Set task >>
Pick out every line in the entries below that contains the string "bbox" and copy each one. Case counts.

Stored dataset items:

◇ ◇ ◇ ◇ ◇ ◇ ◇

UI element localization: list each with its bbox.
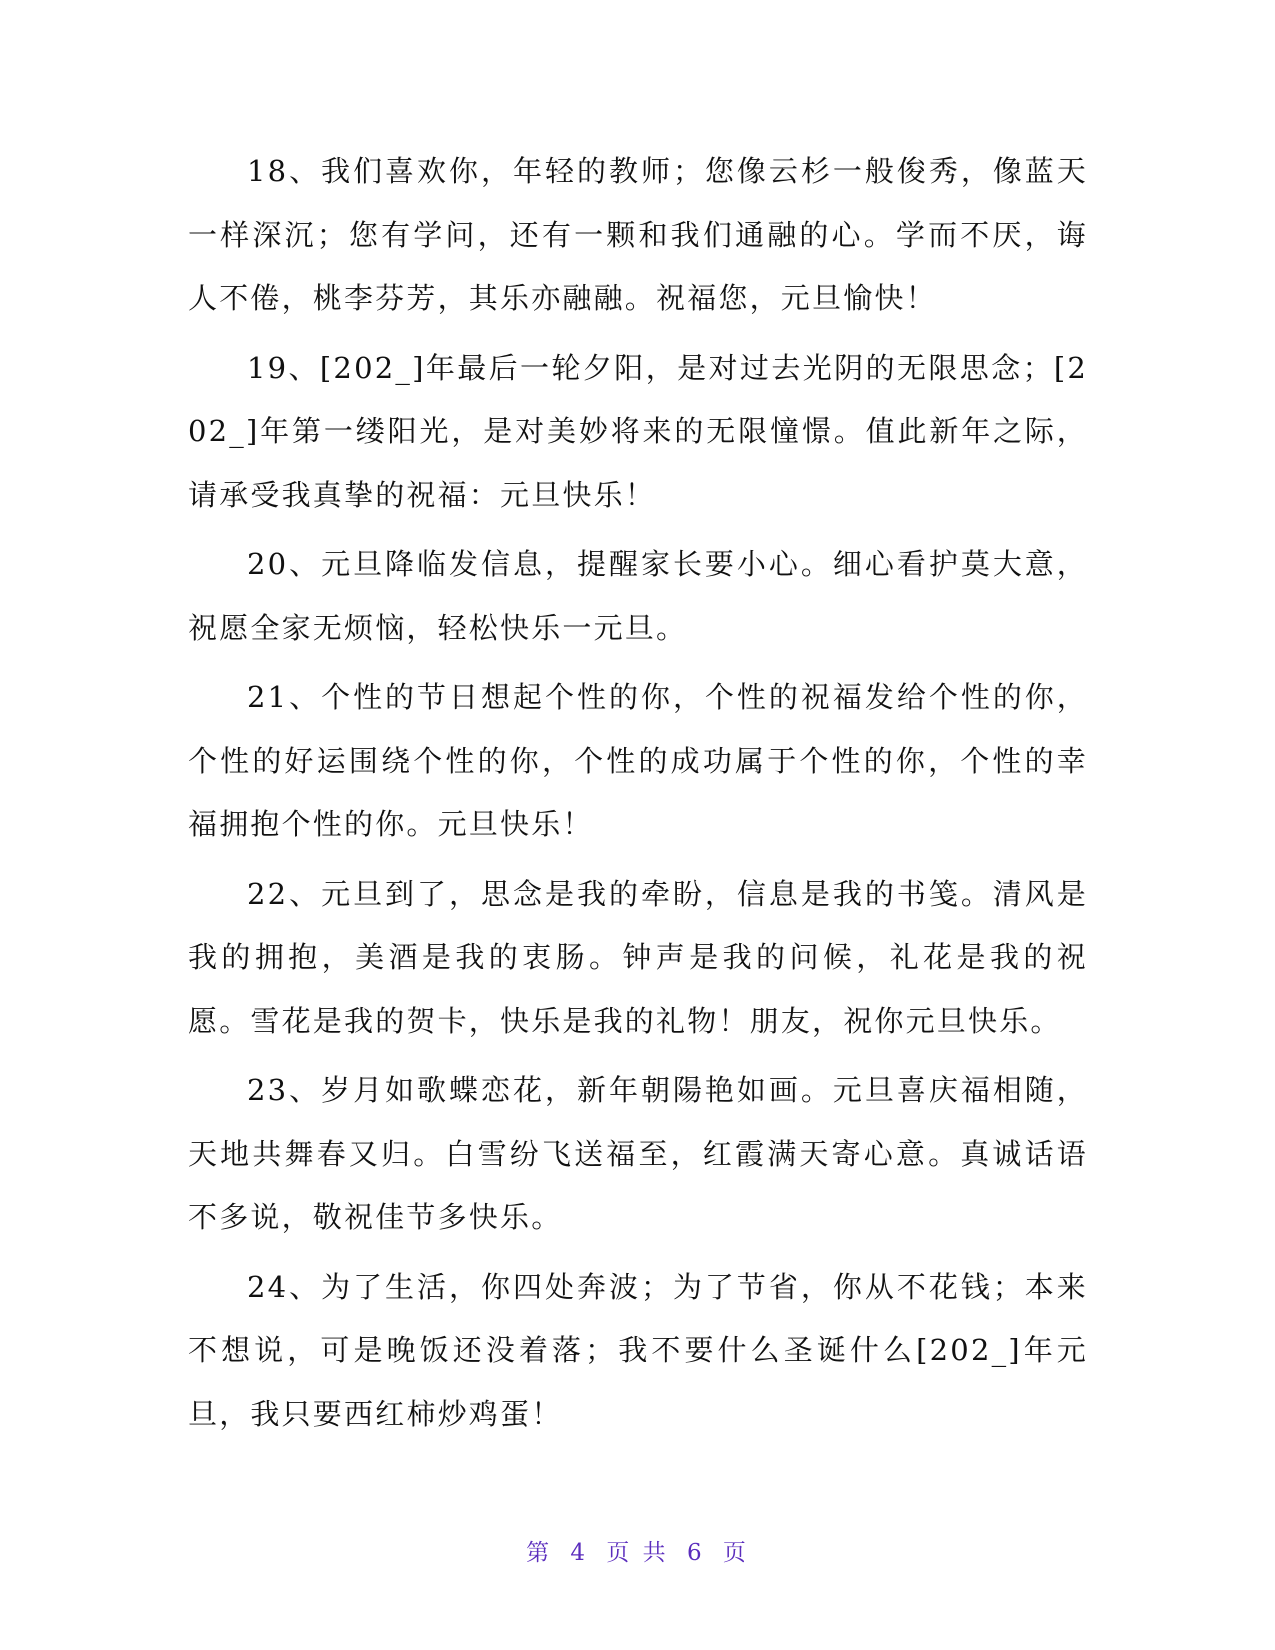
paragraph-24: 24、为了生活，你四处奔波；为了节省，你从不花钱；本来不想说，可是晚饭还没着落；我不要什么圣诞什么[202_]年元旦，我只要西红柿炒鸡蛋！ [188, 1269, 1088, 1431]
document-body [188, 140, 1088, 1452]
paragraph-22: 22、元旦到了，思念是我的牵盼，信息是我的书笺。清风是我的拥抱，美酒是我的衷肠。钟声是我的问候，礼花是我的祝愿。雪花是我的贺卡，快乐是我的礼物！朋友，祝你元旦快乐。 [188, 876, 1088, 1038]
page-footer [0, 1534, 1275, 1567]
paragraph-19: 19、[202_]年最后一轮夕阳，是对过去光阴的无限思念；[202_]年第一缕阳光，是对美妙将来的无限憧憬。值此新年之际，请承受我真挚的祝福：元旦快乐！ [188, 350, 1088, 512]
footer-suffix: 页 [722, 1540, 749, 1566]
footer-mid: 页 共 [606, 1540, 669, 1566]
footer-prefix: 第 [526, 1540, 553, 1566]
paragraph-20: 20、元旦降临发信息，提醒家长要小心。细心看护莫大意，祝愿全家无烦恼，轻松快乐一元旦。 [188, 547, 1088, 645]
paragraph-18: 18、我们喜欢你，年轻的教师；您像云杉一般俊秀，像蓝天一样深沉；您有学问，还有一颗和我们通融的心。学而不厌，诲人不倦，桃李芬芳，其乐亦融融。祝福您，元旦愉快！ [188, 154, 1088, 315]
total-page-count: 6 [686, 1540, 705, 1566]
paragraph-23: 23、岁月如歌蝶恋花，新年朝陽艳如画。元旦喜庆福相随，天地共舞春又归。白雪纷飞送福至，红霞满天寄心意。真诚话语不多说，敬祝佳节多快乐。 [188, 1073, 1088, 1234]
paragraph-21: 21、个性的节日想起个性的你，个性的祝福发给个性的你，个性的好运围绕个性的你，个性的成功属于个性的你，个性的幸福拥抱个性的你。元旦快乐！ [188, 680, 1088, 841]
current-page-number: 4 [570, 1540, 589, 1566]
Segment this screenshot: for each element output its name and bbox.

◇ ◇ ◇ ◇ ◇ ◇ ◇

Response >>
UI element localization: list each with its bbox.
Segment this screenshot: for each element output its name and bbox.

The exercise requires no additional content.